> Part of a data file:

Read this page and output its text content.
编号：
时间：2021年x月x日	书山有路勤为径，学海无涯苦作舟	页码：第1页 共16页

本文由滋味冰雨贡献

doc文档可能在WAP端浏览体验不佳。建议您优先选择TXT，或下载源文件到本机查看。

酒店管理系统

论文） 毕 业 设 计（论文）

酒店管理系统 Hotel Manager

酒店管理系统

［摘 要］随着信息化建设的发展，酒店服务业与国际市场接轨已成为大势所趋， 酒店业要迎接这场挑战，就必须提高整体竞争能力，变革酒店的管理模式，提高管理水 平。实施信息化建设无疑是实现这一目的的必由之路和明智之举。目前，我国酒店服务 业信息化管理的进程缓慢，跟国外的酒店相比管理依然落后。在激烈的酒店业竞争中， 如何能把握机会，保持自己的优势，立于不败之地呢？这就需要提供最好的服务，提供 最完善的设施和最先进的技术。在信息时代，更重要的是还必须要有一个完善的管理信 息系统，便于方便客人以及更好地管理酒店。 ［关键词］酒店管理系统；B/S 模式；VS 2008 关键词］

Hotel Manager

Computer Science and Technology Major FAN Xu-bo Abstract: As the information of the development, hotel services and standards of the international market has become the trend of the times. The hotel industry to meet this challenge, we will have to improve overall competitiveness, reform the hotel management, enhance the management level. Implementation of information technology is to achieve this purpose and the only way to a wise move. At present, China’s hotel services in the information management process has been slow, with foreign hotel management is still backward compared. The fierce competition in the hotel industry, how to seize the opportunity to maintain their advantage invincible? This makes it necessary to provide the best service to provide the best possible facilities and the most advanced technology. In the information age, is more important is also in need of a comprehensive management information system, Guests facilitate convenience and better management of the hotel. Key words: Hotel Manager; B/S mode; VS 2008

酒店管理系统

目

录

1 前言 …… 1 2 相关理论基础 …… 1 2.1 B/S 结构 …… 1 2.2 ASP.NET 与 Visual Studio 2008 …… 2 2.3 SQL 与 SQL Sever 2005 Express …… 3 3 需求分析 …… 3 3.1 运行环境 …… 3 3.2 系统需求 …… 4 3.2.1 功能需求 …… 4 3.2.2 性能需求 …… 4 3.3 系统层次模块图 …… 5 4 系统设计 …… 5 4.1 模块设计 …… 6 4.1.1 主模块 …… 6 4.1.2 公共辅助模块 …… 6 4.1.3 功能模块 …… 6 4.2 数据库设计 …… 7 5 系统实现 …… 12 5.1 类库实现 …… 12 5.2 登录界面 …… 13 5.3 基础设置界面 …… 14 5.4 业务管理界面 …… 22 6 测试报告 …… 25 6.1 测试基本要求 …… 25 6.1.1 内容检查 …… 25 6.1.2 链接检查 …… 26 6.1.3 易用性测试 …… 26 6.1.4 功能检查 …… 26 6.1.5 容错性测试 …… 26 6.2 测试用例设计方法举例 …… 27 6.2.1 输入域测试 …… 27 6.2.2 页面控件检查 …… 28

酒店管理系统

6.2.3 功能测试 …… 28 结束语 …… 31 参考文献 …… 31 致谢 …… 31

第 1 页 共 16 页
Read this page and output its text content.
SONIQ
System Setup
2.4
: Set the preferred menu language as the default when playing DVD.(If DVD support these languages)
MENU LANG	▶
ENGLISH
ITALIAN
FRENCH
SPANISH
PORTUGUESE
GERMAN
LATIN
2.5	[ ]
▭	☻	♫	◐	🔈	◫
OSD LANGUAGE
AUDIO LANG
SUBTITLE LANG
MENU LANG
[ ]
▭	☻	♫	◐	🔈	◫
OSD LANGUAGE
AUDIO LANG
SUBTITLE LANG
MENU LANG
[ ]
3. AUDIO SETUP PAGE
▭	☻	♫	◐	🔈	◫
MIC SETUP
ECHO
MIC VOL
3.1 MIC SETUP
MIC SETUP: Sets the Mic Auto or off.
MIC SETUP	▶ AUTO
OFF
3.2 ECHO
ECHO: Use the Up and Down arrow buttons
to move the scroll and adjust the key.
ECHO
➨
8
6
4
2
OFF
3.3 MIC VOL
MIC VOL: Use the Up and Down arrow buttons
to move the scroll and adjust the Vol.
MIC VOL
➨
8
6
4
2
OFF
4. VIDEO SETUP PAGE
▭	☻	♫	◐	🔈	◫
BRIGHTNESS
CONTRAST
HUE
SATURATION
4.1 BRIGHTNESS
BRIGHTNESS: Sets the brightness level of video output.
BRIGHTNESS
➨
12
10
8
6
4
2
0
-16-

> Your objective: In the listing, find each line with the string "ECHO" and copy it.

> The reply:
ECHO
3.2 ECHO
ECHO: Use the Up and Down arrow buttons
ECHO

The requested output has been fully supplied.